Here are some records. Copy each one exactly.

◆ **Provided records**

_ _ _ _ _ _ _

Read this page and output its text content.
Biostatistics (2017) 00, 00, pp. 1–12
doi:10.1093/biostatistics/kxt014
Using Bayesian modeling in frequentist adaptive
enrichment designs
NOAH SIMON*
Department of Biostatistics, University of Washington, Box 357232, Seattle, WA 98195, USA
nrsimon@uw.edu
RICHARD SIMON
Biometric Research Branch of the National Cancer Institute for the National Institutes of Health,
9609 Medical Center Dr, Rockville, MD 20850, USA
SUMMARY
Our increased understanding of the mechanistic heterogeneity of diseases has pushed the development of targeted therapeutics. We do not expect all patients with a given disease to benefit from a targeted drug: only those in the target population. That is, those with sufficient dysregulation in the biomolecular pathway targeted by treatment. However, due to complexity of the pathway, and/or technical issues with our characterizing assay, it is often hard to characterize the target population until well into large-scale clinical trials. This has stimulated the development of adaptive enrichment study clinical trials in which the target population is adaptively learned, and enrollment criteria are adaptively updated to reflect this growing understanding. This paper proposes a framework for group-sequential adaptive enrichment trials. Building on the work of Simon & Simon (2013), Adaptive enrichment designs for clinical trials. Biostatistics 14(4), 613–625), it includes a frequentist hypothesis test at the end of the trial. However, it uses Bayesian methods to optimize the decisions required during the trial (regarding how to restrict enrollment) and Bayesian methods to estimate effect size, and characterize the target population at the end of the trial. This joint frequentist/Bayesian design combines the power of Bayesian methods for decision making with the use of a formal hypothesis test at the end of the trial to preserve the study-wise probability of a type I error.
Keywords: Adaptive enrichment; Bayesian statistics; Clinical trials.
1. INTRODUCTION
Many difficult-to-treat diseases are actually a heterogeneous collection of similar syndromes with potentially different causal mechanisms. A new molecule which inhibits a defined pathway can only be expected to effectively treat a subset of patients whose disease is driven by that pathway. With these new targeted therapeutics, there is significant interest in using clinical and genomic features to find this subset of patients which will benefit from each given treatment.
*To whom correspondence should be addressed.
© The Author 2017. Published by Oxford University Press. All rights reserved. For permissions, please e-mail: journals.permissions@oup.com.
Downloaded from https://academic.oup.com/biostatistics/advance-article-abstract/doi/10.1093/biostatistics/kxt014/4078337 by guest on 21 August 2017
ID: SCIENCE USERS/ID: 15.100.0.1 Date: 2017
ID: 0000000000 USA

_ _ _ _ _ _ _

◆ **Finished task**
Read this page and output its text content.
Biostatistics (2017) 00, 00, pp. 1–12
doi:10.1093/biostatistics/kxt014
Using Bayesian modeling in frequentist adaptive
enrichment designs
NOAH SIMON*
Department of Biostatistics, University of Washington, Box 357232, Seattle, WA 98195, USA
nrsimon@uw.edu
RICHARD SIMON
Biometric Research Branch of the National Cancer Institute for the National Institutes of Health,
9609 Medical Center Dr, Rockville, MD 20850, USA
SUMMARY
Our increased understanding of the mechanistic heterogeneity of diseases has pushed the development of targeted therapeutics. We do not expect all patients with a given disease to benefit from a targeted drug: only those in the target population. That is, those with sufficient dysregulation in the biomolecular pathway targeted by treatment. However, due to complexity of the pathway, and/or technical issues with our characterizing assay, it is often hard to characterize the target population until well into large-scale clinical trials. This has stimulated the development of adaptive enrichment study clinical trials in which the target population is adaptively learned, and enrollment criteria are adaptively updated to reflect this growing understanding. This paper proposes a framework for group-sequential adaptive enrichment trials. Building on the work of Simon & Simon (2013), Adaptive enrichment designs for clinical trials. Biostatistics 14(4), 613–625), it includes a frequentist hypothesis test at the end of the trial. However, it uses Bayesian methods to optimize the decisions required during the trial (regarding how to restrict enrollment) and Bayesian methods to estimate effect size, and characterize the target population at the end of the trial. This joint frequentist/Bayesian design combines the power of Bayesian methods for decision making with the use of a formal hypothesis test at the end of the trial to preserve the study-wise probability of a type I error.
Keywords: Adaptive enrichment; Bayesian statistics; Clinical trials.
1. INTRODUCTION
Many difficult-to-treat diseases are actually a heterogeneous collection of similar syndromes with potentially different causal mechanisms. A new molecule which inhibits a defined pathway can only be expected to effectively treat a subset of patients whose disease is driven by that pathway. With these new targeted therapeutics, there is significant interest in using clinical and genomic features to find this subset of patients which will benefit from each given treatment.
*To whom correspondence should be addressed.
© The Author 2017. Published by Oxford University Press. All rights reserved. For permissions, please e-mail: journals.permissions@oup.com.
Downloaded from https://academic.oup.com/biostatistics/advance-article-abstract/doi/10.1093/biostatistics/kxt014/4078337 by guest on 21 August 2017
ID: SCIENCE USERS/ID: 15.100.0.1 Date: 2017
ID: 0000000000 USA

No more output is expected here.